=== What needs to be done ===
Write the material out again, line by line, exactly as it is.

Items from a figure collection:
################

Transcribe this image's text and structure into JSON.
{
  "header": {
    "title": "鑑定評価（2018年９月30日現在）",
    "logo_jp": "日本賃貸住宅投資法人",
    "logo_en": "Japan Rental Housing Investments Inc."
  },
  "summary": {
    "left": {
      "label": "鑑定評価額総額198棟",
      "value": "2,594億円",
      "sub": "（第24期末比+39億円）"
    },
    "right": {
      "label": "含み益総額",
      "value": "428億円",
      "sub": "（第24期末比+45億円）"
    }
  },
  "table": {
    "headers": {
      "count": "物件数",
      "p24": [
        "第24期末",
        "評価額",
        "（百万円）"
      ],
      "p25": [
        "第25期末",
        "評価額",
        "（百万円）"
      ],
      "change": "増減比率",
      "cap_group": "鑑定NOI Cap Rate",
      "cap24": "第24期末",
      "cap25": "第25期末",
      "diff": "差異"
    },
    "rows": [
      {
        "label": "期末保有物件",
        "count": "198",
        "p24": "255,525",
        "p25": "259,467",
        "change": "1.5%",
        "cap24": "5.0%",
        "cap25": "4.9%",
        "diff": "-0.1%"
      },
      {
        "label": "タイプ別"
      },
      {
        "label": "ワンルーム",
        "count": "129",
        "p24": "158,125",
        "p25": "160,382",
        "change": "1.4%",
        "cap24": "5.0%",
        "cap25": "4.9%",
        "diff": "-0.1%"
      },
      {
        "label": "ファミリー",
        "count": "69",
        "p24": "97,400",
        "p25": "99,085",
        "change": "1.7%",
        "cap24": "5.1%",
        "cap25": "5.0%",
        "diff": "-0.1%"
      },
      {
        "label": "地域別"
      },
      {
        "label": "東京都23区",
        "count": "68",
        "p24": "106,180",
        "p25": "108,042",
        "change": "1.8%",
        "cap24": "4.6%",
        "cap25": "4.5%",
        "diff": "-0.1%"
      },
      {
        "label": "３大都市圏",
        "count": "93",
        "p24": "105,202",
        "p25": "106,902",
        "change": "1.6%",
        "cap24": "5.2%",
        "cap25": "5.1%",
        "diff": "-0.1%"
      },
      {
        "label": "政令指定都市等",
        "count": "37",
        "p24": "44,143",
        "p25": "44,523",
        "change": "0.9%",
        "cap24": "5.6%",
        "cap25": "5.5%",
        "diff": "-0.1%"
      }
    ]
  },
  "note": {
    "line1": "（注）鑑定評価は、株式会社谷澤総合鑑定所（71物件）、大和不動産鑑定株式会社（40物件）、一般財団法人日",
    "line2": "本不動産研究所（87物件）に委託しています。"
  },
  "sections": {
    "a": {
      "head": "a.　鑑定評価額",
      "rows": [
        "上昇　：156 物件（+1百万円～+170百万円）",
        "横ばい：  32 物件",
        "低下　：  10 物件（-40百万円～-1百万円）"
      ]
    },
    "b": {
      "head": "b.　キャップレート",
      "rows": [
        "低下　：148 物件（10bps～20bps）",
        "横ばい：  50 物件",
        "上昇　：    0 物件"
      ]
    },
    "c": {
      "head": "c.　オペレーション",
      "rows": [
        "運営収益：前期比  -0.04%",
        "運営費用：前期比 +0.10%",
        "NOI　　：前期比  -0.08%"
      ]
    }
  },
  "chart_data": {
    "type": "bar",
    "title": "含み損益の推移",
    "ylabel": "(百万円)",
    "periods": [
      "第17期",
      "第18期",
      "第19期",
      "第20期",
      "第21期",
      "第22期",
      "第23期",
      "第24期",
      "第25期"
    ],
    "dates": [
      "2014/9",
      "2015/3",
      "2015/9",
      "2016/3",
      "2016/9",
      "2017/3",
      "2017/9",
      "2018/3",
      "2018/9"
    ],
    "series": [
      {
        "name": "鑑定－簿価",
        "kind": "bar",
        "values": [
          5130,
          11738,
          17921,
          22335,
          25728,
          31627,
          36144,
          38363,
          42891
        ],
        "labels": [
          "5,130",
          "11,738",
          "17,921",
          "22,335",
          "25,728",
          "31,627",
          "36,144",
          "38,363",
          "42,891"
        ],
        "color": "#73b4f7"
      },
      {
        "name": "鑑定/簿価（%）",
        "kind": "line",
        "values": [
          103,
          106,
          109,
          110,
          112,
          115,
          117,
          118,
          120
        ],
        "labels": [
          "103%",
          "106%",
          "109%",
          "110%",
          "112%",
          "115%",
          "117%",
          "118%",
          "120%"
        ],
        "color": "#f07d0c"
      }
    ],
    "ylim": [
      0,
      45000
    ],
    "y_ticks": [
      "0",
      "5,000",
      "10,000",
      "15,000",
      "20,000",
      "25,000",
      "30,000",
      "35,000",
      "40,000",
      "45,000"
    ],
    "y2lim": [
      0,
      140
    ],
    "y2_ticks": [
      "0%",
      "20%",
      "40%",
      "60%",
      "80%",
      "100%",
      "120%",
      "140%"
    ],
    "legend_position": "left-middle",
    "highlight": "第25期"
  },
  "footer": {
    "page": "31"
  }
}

################

=== Finished answer ===
Transcribe this image's text and structure into JSON.
{
  "header": {
    "title": "鑑定評価（2018年９月30日現在）",
    "logo_jp": "日本賃貸住宅投資法人",
    "logo_en": "Japan Rental Housing Investments Inc."
  },
  "summary": {
    "left": {
      "label": "鑑定評価額総額198棟",
      "value": "2,594億円",
      "sub": "（第24期末比+39億円）"
    },
    "right": {
      "label": "含み益総額",
      "value": "428億円",
      "sub": "（第24期末比+45億円）"
    }
  },
  "table": {
    "headers": {
      "count": "物件数",
      "p24": [
        "第24期末",
        "評価額",
        "（百万円）"
      ],
      "p25": [
        "第25期末",
        "評価額",
        "（百万円）"
      ],
      "change": "増減比率",
      "cap_group": "鑑定NOI Cap Rate",
      "cap24": "第24期末",
      "cap25": "第25期末",
      "diff": "差異"
    },
    "rows": [
      {
        "label": "期末保有物件",
        "count": "198",
        "p24": "255,525",
        "p25": "259,467",
        "change": "1.5%",
        "cap24": "5.0%",
        "cap25": "4.9%",
        "diff": "-0.1%"
      },
      {
        "label": "タイプ別"
      },
      {
        "label": "ワンルーム",
        "count": "129",
        "p24": "158,125",
        "p25": "160,382",
        "change": "1.4%",
        "cap24": "5.0%",
        "cap25": "4.9%",
        "diff": "-0.1%"
      },
      {
        "label": "ファミリー",
        "count": "69",
        "p24": "97,400",
        "p25": "99,085",
        "change": "1.7%",
        "cap24": "5.1%",
        "cap25": "5.0%",
        "diff": "-0.1%"
      },
      {
        "label": "地域別"
      },
      {
        "label": "東京都23区",
        "count": "68",
        "p24": "106,180",
        "p25": "108,042",
        "change": "1.8%",
        "cap24": "4.6%",
        "cap25": "4.5%",
        "diff": "-0.1%"
      },
      {
        "label": "３大都市圏",
        "count": "93",
        "p24": "105,202",
        "p25": "106,902",
        "change": "1.6%",
        "cap24": "5.2%",
        "cap25": "5.1%",
        "diff": "-0.1%"
      },
      {
        "label": "政令指定都市等",
        "count": "37",
        "p24": "44,143",
        "p25": "44,523",
        "change": "0.9%",
        "cap24": "5.6%",
        "cap25": "5.5%",
        "diff": "-0.1%"
      }
    ]
  },
  "note": {
    "line1": "（注）鑑定評価は、株式会社谷澤総合鑑定所（71物件）、大和不動産鑑定株式会社（40物件）、一般財団法人日",
    "line2": "本不動産研究所（87物件）に委託しています。"
  },
  "sections": {
    "a": {
      "head": "a.　鑑定評価額",
      "rows": [
        "上昇　：156 物件（+1百万円～+170百万円）",
        "横ばい：  32 物件",
        "低下　：  10 物件（-40百万円～-1百万円）"
      ]
    },
    "b": {
      "head": "b.　キャップレート",
      "rows": [
        "低下　：148 物件（10bps～20bps）",
        "横ばい：  50 物件",
        "上昇　：    0 物件"
      ]
    },
    "c": {
      "head": "c.　オペレーション",
      "rows": [
        "運営収益：前期比  -0.04%",
        "運営費用：前期比 +0.10%",
        "NOI　　：前期比  -0.08%"
      ]
    }
  },
  "chart_data": {
    "type": "bar",
    "title": "含み損益の推移",
    "ylabel": "(百万円)",
    "periods": [
      "第17期",
      "第18期",
      "第19期",
      "第20期",
      "第21期",
      "第22期",
      "第23期",
      "第24期",
      "第25期"
    ],
    "dates": [
      "2014/9",
      "2015/3",
      "2015/9",
      "2016/3",
      "2016/9",
      "2017/3",
      "2017/9",
      "2018/3",
      "2018/9"
    ],
    "series": [
      {
        "name": "鑑定－簿価",
        "kind": "bar",
        "values": [
          5130,
          11738,
          17921,
          22335,
          25728,
          31627,
          36144,
          38363,
          42891
        ],
        "labels": [
          "5,130",
          "11,738",
          "17,921",
          "22,335",
          "25,728",
          "31,627",
          "36,144",
          "38,363",
          "42,891"
        ],
        "color": "#73b4f7"
      },
      {
        "name": "鑑定/簿価（%）",
        "kind": "line",
        "values": [
          103,
          106,
          109,
          110,
          112,
          115,
          117,
          118,
          120
        ],
        "labels": [
          "103%",
          "106%",
          "109%",
          "110%",
          "112%",
          "115%",
          "117%",
          "118%",
          "120%"
        ],
        "color": "#f07d0c"
      }
    ],
    "ylim": [
      0,
      45000
    ],
    "y_ticks": [
      "0",
      "5,000",
      "10,000",
      "15,000",
      "20,000",
      "25,000",
      "30,000",
      "35,000",
      "40,000",
      "45,000"
    ],
    "y2lim": [
      0,
      140
    ],
    "y2_ticks": [
      "0%",
      "20%",
      "40%",
      "60%",
      "80%",
      "100%",
      "120%",
      "140%"
    ],
    "legend_position": "left-middle",
    "highlight": "第25期"
  },
  "footer": {
    "page": "31"
  }
}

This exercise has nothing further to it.